= DO THIS =
Locate each line in the records containing "band". Copy it.

= EXERCISE MATERIALS =

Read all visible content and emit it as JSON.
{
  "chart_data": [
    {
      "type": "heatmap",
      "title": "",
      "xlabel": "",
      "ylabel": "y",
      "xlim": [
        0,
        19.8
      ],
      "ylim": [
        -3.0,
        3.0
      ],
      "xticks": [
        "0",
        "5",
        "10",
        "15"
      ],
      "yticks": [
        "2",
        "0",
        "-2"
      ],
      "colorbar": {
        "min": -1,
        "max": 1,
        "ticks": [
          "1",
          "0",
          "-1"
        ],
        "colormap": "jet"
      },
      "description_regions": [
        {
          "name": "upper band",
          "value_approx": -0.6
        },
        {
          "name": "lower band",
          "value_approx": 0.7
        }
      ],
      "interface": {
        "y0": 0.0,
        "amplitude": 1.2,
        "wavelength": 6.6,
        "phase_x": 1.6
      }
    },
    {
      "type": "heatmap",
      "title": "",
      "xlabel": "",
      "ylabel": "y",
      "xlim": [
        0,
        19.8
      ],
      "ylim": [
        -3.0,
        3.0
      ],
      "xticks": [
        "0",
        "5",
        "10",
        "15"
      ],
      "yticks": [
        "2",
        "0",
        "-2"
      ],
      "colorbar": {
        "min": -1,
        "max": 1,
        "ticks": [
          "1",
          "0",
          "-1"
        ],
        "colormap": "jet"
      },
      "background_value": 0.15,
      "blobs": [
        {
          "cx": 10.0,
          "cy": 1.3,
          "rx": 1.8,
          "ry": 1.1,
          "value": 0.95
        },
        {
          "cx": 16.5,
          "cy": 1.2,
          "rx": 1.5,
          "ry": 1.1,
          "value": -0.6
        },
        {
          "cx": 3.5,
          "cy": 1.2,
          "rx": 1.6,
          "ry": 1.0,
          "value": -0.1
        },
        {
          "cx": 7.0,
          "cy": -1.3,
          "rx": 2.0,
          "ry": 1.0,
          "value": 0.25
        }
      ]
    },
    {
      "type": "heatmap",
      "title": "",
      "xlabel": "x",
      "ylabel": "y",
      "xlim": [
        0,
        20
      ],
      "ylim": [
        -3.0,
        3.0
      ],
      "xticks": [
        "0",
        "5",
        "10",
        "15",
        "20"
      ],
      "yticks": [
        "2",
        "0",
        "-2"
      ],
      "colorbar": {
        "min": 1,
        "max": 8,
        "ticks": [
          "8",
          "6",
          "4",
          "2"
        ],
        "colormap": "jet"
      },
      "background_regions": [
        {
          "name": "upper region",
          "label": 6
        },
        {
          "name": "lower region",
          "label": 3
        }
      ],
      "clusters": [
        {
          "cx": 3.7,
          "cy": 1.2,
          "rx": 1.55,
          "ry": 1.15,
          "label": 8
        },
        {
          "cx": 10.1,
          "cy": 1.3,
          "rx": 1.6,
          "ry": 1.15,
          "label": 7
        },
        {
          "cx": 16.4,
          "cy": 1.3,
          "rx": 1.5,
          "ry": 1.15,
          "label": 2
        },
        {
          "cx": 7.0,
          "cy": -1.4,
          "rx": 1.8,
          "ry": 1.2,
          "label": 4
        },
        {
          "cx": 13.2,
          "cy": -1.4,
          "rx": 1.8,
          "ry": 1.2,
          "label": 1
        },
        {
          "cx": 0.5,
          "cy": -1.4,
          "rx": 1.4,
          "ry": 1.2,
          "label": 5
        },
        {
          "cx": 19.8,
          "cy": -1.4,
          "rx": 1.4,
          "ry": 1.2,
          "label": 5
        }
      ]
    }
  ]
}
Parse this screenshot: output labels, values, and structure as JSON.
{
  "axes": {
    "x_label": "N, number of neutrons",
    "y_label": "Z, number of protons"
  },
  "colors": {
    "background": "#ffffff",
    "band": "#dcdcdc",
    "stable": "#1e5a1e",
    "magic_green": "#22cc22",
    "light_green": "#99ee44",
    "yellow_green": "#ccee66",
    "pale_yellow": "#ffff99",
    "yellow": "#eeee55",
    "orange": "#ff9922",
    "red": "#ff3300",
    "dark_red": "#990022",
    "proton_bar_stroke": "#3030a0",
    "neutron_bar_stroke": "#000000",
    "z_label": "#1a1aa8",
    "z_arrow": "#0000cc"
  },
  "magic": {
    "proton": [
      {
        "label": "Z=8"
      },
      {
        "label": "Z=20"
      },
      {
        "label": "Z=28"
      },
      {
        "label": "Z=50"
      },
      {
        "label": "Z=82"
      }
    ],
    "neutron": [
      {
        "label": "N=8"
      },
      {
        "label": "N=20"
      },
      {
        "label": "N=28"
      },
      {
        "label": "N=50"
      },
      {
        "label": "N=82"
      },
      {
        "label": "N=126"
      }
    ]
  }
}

= OUTPUT BELOW =
          "name": "upper band",
          "name": "lower band",
    "band": "#dcdcdc",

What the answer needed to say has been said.